_The problem_: Copy out each line in the material below that has the word "وقال".

_Data listing_:
┌──
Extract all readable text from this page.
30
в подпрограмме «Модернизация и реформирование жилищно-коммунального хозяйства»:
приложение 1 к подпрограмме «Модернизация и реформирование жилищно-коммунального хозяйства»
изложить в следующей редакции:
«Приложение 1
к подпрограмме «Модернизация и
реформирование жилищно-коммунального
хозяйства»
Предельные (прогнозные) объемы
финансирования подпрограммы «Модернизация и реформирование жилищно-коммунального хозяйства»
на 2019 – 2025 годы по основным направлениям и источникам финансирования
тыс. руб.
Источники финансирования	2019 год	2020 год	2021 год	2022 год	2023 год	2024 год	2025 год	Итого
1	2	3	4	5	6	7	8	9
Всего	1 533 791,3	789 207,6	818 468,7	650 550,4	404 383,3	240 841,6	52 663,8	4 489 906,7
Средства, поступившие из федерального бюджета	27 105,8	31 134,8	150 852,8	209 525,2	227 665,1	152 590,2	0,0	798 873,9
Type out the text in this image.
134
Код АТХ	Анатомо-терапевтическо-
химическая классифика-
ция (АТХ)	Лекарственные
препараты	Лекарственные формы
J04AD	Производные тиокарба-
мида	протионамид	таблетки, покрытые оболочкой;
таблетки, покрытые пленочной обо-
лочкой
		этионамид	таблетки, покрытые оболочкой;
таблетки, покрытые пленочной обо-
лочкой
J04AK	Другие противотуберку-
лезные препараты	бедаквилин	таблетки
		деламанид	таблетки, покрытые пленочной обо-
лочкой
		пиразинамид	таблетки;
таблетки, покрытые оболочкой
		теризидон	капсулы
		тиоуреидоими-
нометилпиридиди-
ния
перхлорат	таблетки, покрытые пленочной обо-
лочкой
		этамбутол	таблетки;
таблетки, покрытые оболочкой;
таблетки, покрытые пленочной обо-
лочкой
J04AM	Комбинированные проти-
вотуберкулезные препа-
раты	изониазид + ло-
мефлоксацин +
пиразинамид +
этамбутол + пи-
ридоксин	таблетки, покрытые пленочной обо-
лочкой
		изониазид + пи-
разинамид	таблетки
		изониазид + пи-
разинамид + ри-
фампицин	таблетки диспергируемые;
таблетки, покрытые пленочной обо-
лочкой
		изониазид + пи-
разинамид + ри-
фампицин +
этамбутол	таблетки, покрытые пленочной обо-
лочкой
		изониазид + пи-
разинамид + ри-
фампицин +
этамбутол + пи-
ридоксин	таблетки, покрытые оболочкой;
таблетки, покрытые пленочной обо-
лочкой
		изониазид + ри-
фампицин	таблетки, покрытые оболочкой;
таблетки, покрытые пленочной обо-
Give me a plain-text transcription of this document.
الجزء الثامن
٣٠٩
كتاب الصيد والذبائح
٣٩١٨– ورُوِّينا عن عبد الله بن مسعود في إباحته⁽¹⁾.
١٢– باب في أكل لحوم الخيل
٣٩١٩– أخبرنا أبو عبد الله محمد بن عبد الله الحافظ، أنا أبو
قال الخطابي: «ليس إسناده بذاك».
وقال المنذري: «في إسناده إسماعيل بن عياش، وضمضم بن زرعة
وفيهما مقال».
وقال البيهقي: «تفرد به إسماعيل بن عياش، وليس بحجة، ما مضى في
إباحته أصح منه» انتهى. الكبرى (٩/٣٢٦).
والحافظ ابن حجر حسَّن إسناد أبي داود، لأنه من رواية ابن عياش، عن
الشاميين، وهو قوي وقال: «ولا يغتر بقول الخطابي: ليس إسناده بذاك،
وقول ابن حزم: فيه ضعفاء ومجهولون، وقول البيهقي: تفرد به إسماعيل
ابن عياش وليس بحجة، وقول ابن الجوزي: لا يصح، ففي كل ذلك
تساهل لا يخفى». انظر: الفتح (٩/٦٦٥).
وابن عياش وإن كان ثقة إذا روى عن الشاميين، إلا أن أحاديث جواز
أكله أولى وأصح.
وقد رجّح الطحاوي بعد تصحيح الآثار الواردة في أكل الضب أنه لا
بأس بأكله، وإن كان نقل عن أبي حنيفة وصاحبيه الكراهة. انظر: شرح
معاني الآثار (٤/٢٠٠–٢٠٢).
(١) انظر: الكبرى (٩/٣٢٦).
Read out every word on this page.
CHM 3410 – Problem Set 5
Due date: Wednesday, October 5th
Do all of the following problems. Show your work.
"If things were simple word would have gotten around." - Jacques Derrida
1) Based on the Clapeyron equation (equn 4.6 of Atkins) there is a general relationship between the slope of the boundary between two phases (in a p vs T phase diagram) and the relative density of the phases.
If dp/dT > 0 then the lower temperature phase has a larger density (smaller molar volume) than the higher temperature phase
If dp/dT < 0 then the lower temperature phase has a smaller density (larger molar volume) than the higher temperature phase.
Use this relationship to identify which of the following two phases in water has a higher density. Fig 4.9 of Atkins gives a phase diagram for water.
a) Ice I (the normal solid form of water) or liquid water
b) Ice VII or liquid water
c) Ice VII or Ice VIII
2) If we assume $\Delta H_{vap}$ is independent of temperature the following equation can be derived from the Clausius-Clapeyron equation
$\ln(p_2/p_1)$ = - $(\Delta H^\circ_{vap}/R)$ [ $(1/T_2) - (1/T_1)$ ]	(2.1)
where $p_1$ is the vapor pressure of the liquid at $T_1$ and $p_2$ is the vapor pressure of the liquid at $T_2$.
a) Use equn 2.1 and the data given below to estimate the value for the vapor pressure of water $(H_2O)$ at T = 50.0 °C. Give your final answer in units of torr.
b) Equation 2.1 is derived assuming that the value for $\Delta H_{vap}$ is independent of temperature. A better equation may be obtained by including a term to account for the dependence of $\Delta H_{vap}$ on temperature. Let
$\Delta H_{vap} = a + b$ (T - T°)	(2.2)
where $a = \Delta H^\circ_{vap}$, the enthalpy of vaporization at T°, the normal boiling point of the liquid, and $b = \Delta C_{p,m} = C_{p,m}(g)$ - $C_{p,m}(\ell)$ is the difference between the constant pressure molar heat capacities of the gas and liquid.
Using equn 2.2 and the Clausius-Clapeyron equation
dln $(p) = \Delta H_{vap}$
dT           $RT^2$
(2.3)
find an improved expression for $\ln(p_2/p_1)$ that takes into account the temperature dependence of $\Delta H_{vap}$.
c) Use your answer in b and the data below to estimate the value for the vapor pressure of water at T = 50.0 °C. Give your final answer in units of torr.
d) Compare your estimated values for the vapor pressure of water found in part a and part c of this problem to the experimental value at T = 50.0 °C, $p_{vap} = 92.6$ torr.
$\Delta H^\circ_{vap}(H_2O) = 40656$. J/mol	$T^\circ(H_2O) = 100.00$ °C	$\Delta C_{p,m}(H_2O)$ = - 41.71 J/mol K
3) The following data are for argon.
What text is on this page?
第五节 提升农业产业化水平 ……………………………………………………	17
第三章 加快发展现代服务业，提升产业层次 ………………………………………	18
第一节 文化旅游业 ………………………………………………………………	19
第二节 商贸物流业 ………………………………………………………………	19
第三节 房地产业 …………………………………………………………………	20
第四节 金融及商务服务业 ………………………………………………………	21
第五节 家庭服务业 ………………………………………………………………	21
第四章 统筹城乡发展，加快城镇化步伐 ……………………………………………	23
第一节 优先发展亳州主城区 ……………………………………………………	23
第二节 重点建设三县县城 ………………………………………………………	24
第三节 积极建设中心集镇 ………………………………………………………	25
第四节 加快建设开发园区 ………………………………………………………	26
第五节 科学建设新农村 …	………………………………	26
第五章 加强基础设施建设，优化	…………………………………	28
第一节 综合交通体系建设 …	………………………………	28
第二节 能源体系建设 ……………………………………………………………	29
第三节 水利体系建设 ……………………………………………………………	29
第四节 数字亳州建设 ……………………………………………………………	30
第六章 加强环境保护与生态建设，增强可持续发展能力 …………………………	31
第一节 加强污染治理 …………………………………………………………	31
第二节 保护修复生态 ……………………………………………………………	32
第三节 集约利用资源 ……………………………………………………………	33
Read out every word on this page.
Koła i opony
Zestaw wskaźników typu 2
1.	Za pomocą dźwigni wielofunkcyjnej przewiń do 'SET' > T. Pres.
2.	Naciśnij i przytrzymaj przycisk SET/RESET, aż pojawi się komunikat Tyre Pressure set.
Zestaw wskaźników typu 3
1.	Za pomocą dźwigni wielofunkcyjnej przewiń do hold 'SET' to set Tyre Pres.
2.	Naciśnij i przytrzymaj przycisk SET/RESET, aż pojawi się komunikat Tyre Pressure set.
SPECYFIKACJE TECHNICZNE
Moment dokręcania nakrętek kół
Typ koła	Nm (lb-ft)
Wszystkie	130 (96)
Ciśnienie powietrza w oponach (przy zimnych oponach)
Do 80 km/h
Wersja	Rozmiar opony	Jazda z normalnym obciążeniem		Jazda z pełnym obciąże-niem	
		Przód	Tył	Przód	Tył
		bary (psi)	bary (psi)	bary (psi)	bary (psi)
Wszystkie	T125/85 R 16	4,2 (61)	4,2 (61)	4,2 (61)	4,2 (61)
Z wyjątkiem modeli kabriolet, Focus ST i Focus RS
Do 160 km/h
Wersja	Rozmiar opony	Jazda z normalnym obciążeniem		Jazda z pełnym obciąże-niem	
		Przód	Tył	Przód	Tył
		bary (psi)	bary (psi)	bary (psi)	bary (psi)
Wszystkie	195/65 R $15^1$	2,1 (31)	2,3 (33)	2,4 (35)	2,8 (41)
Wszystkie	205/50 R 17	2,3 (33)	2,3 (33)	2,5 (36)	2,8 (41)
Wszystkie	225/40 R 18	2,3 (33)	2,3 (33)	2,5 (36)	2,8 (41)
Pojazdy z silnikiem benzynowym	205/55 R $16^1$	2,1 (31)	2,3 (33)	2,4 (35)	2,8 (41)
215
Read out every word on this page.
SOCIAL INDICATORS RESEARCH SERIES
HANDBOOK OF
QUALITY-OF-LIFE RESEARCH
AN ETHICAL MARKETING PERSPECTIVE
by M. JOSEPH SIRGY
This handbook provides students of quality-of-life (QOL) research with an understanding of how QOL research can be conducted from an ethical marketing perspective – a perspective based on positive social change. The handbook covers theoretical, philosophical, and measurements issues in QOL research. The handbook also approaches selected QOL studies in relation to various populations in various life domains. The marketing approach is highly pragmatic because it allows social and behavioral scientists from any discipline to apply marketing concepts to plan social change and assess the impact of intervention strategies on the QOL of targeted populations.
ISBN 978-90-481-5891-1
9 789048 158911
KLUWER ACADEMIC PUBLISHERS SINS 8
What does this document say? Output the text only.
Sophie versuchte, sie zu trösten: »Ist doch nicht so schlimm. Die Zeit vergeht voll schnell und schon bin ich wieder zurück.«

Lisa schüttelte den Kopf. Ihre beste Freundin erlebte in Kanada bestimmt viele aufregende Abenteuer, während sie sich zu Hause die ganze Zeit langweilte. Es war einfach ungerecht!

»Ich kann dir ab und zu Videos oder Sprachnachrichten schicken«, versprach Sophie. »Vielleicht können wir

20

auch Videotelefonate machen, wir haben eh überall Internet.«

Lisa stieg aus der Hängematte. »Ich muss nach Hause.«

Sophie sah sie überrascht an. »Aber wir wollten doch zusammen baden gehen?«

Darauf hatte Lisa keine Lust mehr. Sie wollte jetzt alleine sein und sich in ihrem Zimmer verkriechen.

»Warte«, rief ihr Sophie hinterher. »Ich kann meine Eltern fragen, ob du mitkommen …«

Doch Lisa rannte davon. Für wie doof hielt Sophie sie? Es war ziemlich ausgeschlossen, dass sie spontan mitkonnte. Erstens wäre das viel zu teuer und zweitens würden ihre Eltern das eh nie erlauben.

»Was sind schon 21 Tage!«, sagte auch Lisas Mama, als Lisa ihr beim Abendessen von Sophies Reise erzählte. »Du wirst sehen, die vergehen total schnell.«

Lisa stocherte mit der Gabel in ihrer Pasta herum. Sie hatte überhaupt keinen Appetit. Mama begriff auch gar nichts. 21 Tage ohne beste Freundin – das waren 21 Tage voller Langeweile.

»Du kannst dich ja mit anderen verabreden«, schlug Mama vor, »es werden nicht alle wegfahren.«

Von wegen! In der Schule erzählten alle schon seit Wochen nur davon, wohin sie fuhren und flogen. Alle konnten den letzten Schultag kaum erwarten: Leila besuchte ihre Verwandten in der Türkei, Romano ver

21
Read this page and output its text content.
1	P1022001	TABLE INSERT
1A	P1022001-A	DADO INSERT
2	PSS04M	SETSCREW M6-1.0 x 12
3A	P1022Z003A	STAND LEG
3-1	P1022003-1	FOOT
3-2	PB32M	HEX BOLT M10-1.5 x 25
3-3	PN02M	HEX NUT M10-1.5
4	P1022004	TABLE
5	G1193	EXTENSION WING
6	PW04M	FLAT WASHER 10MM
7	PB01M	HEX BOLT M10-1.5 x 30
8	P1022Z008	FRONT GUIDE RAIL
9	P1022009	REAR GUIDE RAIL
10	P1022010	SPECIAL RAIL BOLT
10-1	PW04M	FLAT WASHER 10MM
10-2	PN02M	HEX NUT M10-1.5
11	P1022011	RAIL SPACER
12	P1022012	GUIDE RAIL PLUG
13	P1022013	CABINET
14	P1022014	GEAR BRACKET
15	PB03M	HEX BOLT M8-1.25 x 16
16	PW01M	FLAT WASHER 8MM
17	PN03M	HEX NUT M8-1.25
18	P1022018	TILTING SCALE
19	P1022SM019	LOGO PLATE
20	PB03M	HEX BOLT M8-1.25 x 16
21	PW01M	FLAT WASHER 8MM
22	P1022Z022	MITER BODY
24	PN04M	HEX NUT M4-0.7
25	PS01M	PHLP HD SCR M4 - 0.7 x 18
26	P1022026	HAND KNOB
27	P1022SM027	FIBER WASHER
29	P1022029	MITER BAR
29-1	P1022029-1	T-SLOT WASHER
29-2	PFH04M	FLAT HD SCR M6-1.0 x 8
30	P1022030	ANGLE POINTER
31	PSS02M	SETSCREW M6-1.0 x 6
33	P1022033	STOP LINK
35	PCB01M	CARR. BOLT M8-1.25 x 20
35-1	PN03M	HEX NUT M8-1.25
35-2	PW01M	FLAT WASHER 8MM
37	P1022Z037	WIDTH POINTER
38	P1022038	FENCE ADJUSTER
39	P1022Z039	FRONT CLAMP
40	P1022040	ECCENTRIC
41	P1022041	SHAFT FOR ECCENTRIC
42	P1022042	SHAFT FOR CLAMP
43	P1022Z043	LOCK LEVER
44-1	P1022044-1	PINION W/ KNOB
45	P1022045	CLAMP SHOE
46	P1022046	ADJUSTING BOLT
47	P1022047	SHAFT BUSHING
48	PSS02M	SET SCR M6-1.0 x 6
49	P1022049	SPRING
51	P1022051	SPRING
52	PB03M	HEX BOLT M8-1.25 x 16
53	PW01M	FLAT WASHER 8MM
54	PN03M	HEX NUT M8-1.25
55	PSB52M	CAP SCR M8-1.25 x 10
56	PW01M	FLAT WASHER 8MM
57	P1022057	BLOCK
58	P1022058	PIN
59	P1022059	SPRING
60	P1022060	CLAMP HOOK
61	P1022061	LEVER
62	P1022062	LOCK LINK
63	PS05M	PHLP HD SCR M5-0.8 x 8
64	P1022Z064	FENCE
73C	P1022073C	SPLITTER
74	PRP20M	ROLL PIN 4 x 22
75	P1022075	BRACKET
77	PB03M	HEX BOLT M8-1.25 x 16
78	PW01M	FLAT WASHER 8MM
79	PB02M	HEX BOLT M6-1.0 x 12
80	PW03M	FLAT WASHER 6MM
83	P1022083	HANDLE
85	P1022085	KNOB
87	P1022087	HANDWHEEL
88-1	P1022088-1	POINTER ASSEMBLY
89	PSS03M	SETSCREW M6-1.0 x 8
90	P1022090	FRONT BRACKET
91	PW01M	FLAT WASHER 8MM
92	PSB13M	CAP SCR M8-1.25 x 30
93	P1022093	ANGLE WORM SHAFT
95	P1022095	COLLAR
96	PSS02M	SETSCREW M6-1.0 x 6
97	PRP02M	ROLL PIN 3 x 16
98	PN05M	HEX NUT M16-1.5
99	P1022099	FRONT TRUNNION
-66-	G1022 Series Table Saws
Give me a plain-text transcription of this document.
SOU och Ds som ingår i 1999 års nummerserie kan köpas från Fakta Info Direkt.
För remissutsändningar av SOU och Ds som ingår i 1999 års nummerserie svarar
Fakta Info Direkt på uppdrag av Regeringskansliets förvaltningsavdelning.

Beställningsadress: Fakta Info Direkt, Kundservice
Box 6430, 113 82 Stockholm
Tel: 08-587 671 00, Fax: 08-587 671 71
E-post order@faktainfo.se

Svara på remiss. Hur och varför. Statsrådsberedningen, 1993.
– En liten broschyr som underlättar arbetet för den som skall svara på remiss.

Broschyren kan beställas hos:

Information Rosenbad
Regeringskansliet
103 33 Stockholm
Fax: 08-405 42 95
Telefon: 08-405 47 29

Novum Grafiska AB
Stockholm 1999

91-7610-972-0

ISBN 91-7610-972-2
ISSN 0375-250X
└──
_Completed task_:
وقال المنذري: «في إسناده إسماعيل بن عياش، وضمضم بن زرعة
وقال البيهقي: «تفرد به إسماعيل بن عياش، وليس بحجة، ما مضى في
الشاميين، وهو قوي وقال: «ولا يغتر بقول الخطابي: ليس إسناده بذاك،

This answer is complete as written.